'''
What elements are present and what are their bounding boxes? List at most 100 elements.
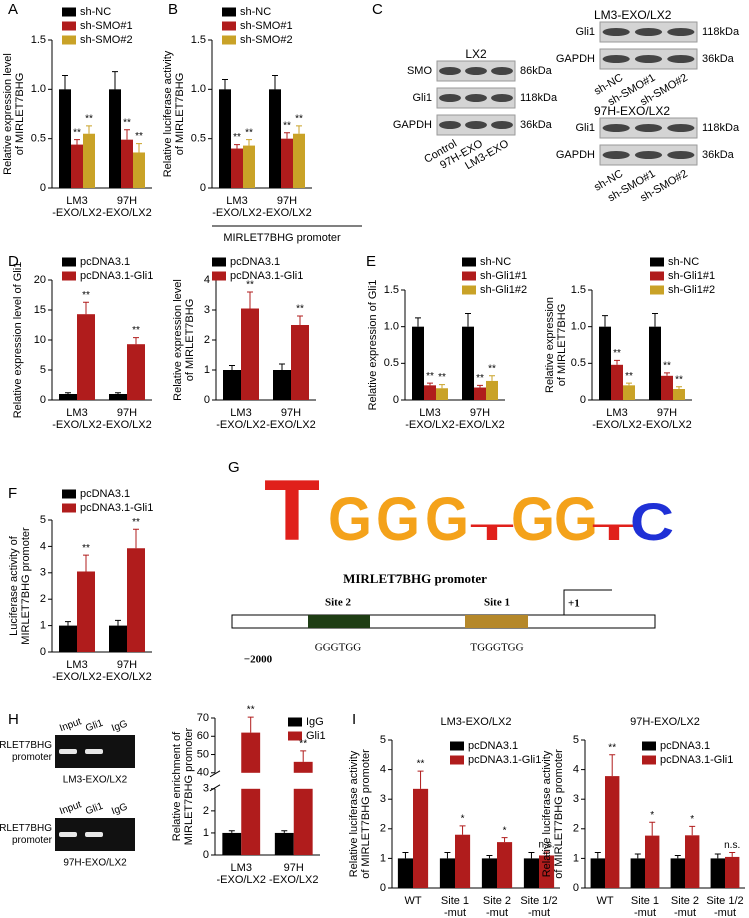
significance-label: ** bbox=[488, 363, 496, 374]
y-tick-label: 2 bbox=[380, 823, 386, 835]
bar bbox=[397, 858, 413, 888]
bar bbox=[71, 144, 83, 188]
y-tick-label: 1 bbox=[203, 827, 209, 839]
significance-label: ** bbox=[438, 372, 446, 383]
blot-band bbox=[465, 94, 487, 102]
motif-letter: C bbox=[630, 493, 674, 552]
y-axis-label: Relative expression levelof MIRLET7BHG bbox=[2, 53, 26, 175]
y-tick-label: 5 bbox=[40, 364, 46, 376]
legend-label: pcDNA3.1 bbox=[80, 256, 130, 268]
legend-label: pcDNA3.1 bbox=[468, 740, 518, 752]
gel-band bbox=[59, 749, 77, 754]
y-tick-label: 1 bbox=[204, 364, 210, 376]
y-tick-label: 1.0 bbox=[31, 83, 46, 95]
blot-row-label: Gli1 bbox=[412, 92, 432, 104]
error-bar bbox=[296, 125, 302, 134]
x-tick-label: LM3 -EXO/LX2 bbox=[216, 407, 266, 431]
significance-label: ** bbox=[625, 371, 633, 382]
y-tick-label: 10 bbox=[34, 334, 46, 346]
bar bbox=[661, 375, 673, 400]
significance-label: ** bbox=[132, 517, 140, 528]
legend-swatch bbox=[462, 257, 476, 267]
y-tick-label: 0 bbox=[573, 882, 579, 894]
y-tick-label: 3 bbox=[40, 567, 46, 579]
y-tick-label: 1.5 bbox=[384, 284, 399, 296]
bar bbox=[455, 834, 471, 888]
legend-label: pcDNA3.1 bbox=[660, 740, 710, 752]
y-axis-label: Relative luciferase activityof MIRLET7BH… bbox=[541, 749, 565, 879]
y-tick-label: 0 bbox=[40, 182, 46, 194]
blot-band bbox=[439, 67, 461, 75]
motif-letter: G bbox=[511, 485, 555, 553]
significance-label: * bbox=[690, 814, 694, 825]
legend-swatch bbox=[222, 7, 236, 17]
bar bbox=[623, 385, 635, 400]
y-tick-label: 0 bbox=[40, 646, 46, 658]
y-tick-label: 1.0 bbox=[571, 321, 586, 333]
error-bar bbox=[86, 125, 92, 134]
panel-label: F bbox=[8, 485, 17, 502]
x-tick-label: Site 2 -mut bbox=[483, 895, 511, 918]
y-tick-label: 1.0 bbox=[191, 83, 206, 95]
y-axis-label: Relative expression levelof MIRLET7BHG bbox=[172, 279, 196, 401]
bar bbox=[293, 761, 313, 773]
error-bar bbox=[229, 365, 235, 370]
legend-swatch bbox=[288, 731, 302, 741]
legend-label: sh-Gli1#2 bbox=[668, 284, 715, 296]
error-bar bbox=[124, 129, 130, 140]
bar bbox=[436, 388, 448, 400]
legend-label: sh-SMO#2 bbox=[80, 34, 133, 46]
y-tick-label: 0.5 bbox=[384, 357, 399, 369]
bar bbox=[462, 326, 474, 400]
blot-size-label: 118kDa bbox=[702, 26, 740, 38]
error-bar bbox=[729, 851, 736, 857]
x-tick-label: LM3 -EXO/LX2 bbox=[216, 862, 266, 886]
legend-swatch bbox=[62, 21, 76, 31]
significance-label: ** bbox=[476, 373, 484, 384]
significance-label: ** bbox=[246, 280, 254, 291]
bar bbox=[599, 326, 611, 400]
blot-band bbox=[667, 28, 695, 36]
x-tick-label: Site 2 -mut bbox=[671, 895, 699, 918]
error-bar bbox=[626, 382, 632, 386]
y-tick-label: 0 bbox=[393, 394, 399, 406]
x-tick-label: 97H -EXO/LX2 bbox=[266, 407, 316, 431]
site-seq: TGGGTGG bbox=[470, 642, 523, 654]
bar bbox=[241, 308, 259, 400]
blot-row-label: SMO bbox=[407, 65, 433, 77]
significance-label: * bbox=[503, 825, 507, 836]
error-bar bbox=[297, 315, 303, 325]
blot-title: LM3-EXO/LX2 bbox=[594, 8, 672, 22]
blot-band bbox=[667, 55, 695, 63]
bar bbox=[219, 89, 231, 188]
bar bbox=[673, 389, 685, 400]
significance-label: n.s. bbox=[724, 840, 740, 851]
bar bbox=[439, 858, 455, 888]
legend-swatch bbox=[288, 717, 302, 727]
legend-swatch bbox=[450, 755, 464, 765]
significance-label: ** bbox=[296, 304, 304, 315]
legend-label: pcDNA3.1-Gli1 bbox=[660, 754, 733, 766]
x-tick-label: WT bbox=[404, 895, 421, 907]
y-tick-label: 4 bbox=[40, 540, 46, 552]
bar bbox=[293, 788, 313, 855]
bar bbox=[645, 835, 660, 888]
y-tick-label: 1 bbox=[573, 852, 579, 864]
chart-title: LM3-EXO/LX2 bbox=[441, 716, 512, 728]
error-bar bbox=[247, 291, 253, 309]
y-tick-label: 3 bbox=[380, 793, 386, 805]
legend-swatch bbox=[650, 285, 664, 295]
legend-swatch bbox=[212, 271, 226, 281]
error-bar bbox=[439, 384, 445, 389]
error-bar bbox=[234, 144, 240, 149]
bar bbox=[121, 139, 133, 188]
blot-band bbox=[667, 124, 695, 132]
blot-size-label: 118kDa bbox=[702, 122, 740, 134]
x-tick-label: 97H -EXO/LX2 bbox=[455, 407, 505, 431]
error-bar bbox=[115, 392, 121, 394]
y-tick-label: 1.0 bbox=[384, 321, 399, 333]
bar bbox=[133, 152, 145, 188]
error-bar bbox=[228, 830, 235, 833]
'''
Reproduce word for word every line above, starting with the line that contains "significance-label: ** bbox=[488, 363, 496, 374]" and ending with the line that contains "y-tick-label: 1.0 bbox=[31, 83, 46, 95]", with both of those lines included.

significance-label: ** bbox=[488, 363, 496, 374]
y-tick-label: 2 bbox=[380, 823, 386, 835]
bar bbox=[397, 858, 413, 888]
bar bbox=[71, 144, 83, 188]
y-tick-label: 1 bbox=[203, 827, 209, 839]
significance-label: ** bbox=[438, 372, 446, 383]
blot-band bbox=[465, 94, 487, 102]
motif-letter: C bbox=[630, 493, 674, 552]
y-axis-label: Relative expression levelof MIRLET7BHG bbox=[2, 53, 26, 175]
y-tick-label: 5 bbox=[40, 364, 46, 376]
legend-label: pcDNA3.1 bbox=[80, 256, 130, 268]
legend-label: pcDNA3.1 bbox=[468, 740, 518, 752]
gel-band bbox=[59, 749, 77, 754]
y-tick-label: 1 bbox=[204, 364, 210, 376]
y-tick-label: 1.0 bbox=[31, 83, 46, 95]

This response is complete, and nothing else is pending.